#### GIVEN INSTRUCTION:
Repeat the entire listing exactly as written.

#### MATERIAL:
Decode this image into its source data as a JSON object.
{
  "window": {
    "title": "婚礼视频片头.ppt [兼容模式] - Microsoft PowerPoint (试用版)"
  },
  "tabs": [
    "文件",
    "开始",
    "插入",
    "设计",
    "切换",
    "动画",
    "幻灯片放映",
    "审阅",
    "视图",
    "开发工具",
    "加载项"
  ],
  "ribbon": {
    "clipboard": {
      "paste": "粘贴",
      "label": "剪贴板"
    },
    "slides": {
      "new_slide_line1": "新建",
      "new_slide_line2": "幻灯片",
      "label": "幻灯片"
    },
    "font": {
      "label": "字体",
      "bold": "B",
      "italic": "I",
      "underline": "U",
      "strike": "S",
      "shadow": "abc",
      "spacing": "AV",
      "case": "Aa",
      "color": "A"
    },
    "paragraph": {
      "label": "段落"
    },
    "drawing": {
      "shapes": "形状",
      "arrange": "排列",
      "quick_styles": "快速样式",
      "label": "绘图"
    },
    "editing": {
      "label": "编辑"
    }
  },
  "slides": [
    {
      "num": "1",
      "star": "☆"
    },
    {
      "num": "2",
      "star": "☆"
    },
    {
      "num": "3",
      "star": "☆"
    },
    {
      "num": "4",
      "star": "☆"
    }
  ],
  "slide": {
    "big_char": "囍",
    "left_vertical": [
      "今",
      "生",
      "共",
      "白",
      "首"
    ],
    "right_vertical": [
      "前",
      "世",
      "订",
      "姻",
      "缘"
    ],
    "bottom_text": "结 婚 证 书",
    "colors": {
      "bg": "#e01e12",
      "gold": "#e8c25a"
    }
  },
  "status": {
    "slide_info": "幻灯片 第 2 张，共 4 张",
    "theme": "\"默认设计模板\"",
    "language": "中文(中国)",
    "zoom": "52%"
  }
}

#### OUTPUT OF THE EXERCISE:
Decode this image into its source data as a JSON object.
{
  "window": {
    "title": "婚礼视频片头.ppt [兼容模式] - Microsoft PowerPoint (试用版)"
  },
  "tabs": [
    "文件",
    "开始",
    "插入",
    "设计",
    "切换",
    "动画",
    "幻灯片放映",
    "审阅",
    "视图",
    "开发工具",
    "加载项"
  ],
  "ribbon": {
    "clipboard": {
      "paste": "粘贴",
      "label": "剪贴板"
    },
    "slides": {
      "new_slide_line1": "新建",
      "new_slide_line2": "幻灯片",
      "label": "幻灯片"
    },
    "font": {
      "label": "字体",
      "bold": "B",
      "italic": "I",
      "underline": "U",
      "strike": "S",
      "shadow": "abc",
      "spacing": "AV",
      "case": "Aa",
      "color": "A"
    },
    "paragraph": {
      "label": "段落"
    },
    "drawing": {
      "shapes": "形状",
      "arrange": "排列",
      "quick_styles": "快速样式",
      "label": "绘图"
    },
    "editing": {
      "label": "编辑"
    }
  },
  "slides": [
    {
      "num": "1",
      "star": "☆"
    },
    {
      "num": "2",
      "star": "☆"
    },
    {
      "num": "3",
      "star": "☆"
    },
    {
      "num": "4",
      "star": "☆"
    }
  ],
  "slide": {
    "big_char": "囍",
    "left_vertical": [
      "今",
      "生",
      "共",
      "白",
      "首"
    ],
    "right_vertical": [
      "前",
      "世",
      "订",
      "姻",
      "缘"
    ],
    "bottom_text": "结 婚 证 书",
    "colors": {
      "bg": "#e01e12",
      "gold": "#e8c25a"
    }
  },
  "status": {
    "slide_info": "幻灯片 第 2 张，共 4 张",
    "theme": "\"默认设计模板\"",
    "language": "中文(中国)",
    "zoom": "52%"
  }
}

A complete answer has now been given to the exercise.